Rows from a dataset
▼
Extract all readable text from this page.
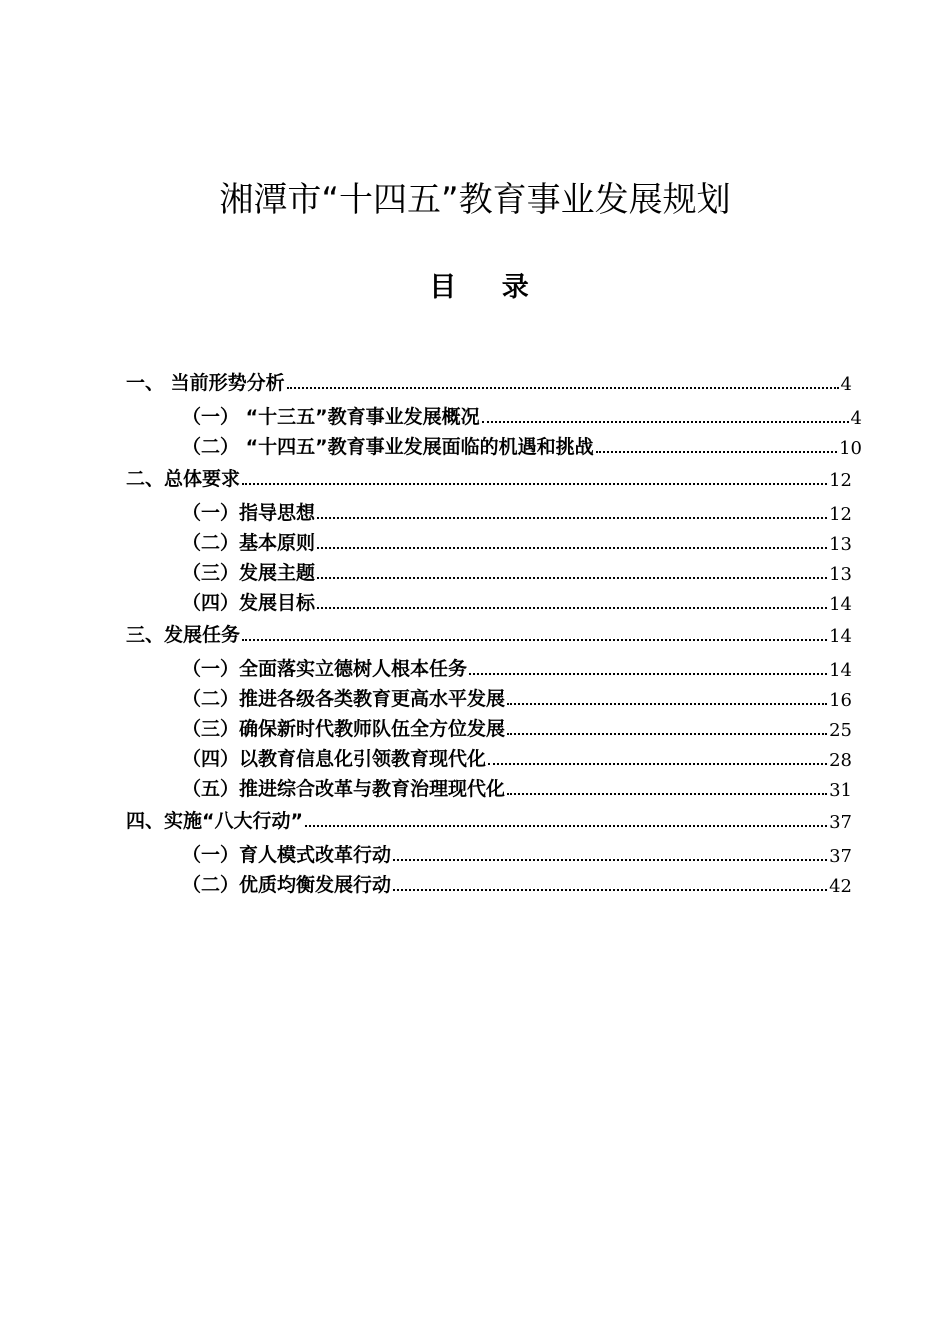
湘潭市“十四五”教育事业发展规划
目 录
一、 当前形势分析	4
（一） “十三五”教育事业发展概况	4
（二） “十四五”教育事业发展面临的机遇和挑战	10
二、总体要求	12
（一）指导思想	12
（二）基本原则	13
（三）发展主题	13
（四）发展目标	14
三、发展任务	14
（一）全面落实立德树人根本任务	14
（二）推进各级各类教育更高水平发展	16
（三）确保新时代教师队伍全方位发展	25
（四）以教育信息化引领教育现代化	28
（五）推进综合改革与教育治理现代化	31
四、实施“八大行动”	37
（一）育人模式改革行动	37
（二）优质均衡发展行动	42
▲
▼
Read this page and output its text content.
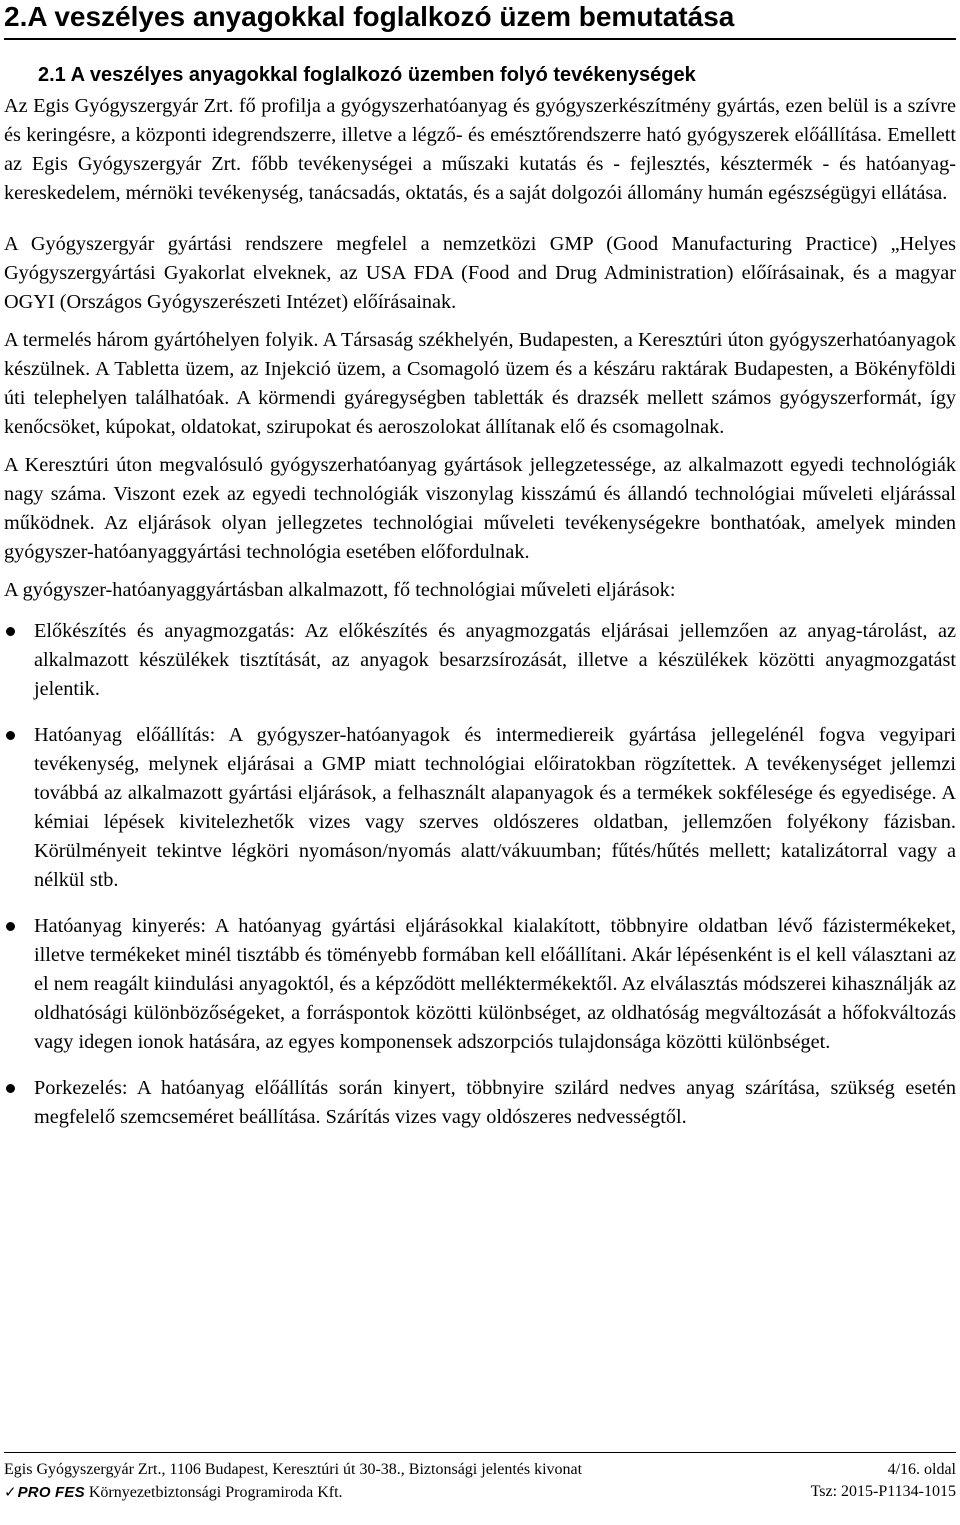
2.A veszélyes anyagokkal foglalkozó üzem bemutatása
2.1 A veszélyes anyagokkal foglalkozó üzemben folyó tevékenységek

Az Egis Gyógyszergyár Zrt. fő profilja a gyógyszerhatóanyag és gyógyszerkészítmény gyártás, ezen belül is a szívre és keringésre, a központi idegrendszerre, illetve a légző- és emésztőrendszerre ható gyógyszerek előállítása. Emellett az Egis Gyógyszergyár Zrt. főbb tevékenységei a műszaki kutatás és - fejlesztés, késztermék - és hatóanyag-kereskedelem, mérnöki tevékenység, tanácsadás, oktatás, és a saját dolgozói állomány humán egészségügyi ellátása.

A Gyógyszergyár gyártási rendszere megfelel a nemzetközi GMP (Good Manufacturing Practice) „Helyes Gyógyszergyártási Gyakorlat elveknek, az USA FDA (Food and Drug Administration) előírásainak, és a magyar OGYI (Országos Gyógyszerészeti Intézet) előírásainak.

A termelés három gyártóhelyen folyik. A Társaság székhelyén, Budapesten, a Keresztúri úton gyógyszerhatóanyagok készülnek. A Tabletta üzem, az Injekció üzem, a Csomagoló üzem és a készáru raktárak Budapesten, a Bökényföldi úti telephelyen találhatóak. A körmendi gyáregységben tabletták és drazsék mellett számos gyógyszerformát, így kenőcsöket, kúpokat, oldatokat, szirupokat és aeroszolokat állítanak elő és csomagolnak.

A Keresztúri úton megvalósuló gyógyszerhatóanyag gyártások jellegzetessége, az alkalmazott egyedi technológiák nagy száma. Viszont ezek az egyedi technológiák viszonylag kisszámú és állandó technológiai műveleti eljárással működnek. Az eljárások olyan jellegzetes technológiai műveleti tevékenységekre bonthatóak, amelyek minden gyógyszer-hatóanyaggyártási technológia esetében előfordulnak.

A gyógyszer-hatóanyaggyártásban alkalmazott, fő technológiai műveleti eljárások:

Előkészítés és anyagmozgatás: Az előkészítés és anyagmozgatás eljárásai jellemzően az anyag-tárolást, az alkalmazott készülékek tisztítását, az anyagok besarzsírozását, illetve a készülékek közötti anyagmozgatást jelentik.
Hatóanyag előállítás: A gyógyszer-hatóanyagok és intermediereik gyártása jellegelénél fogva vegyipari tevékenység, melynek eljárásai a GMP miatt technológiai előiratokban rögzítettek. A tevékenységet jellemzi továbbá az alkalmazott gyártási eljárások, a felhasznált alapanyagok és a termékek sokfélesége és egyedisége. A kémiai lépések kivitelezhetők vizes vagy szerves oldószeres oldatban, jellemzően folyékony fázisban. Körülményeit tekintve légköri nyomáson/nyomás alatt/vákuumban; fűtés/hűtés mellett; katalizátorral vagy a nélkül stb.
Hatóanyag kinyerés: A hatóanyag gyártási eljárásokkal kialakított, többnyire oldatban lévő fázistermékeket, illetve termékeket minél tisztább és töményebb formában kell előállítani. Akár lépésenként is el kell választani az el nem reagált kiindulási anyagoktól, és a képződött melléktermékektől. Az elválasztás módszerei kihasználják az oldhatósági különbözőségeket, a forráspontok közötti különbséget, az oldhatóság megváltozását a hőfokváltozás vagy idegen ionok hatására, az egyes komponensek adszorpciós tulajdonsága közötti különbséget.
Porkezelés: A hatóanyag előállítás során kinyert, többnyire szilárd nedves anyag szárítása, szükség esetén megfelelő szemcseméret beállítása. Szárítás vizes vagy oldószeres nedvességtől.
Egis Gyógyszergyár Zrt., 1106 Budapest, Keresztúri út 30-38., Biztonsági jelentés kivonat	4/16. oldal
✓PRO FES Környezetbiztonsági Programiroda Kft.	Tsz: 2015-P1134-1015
▲
How many lines in the listing above contain "anyagokkal"? Answer with the number alone.

*RESPONSE FOR THIS EXERCISE:*
2